%%
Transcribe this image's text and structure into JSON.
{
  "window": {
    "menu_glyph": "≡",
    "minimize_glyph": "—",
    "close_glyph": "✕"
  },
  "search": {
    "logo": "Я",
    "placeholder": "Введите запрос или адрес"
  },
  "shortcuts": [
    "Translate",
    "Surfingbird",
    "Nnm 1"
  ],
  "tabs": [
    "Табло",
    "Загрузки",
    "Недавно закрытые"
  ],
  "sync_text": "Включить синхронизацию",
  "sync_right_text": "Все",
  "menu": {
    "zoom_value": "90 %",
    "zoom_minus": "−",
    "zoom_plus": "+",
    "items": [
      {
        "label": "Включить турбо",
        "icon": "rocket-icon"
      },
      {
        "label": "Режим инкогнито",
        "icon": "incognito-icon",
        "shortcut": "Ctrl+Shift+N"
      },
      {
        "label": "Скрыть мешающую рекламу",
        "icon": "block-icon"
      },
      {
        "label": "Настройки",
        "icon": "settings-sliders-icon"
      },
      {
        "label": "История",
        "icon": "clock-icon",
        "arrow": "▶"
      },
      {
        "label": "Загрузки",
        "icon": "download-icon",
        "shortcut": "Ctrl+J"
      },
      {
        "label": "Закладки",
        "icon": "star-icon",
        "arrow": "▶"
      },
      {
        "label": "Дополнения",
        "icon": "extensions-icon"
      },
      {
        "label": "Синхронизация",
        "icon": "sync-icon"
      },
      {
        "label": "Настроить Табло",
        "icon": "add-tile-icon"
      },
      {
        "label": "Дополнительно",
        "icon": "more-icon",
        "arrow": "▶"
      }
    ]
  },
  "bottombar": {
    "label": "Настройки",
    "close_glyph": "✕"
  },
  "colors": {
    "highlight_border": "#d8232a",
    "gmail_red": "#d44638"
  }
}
%%
**WHAT THE TASK ASKS:** Using the data above, output each line exactly.

**ANSWER TO THIS TASK:**
Transcribe this image's text and structure into JSON.
{
  "window": {
    "menu_glyph": "≡",
    "minimize_glyph": "—",
    "close_glyph": "✕"
  },
  "search": {
    "logo": "Я",
    "placeholder": "Введите запрос или адрес"
  },
  "shortcuts": [
    "Translate",
    "Surfingbird",
    "Nnm 1"
  ],
  "tabs": [
    "Табло",
    "Загрузки",
    "Недавно закрытые"
  ],
  "sync_text": "Включить синхронизацию",
  "sync_right_text": "Все",
  "menu": {
    "zoom_value": "90 %",
    "zoom_minus": "−",
    "zoom_plus": "+",
    "items": [
      {
        "label": "Включить турбо",
        "icon": "rocket-icon"
      },
      {
        "label": "Режим инкогнито",
        "icon": "incognito-icon",
        "shortcut": "Ctrl+Shift+N"
      },
      {
        "label": "Скрыть мешающую рекламу",
        "icon": "block-icon"
      },
      {
        "label": "Настройки",
        "icon": "settings-sliders-icon"
      },
      {
        "label": "История",
        "icon": "clock-icon",
        "arrow": "▶"
      },
      {
        "label": "Загрузки",
        "icon": "download-icon",
        "shortcut": "Ctrl+J"
      },
      {
        "label": "Закладки",
        "icon": "star-icon",
        "arrow": "▶"
      },
      {
        "label": "Дополнения",
        "icon": "extensions-icon"
      },
      {
        "label": "Синхронизация",
        "icon": "sync-icon"
      },
      {
        "label": "Настроить Табло",
        "icon": "add-tile-icon"
      },
      {
        "label": "Дополнительно",
        "icon": "more-icon",
        "arrow": "▶"
      }
    ]
  },
  "bottombar": {
    "label": "Настройки",
    "close_glyph": "✕"
  },
  "colors": {
    "highlight_border": "#d8232a",
    "gmail_red": "#d44638"
  }
}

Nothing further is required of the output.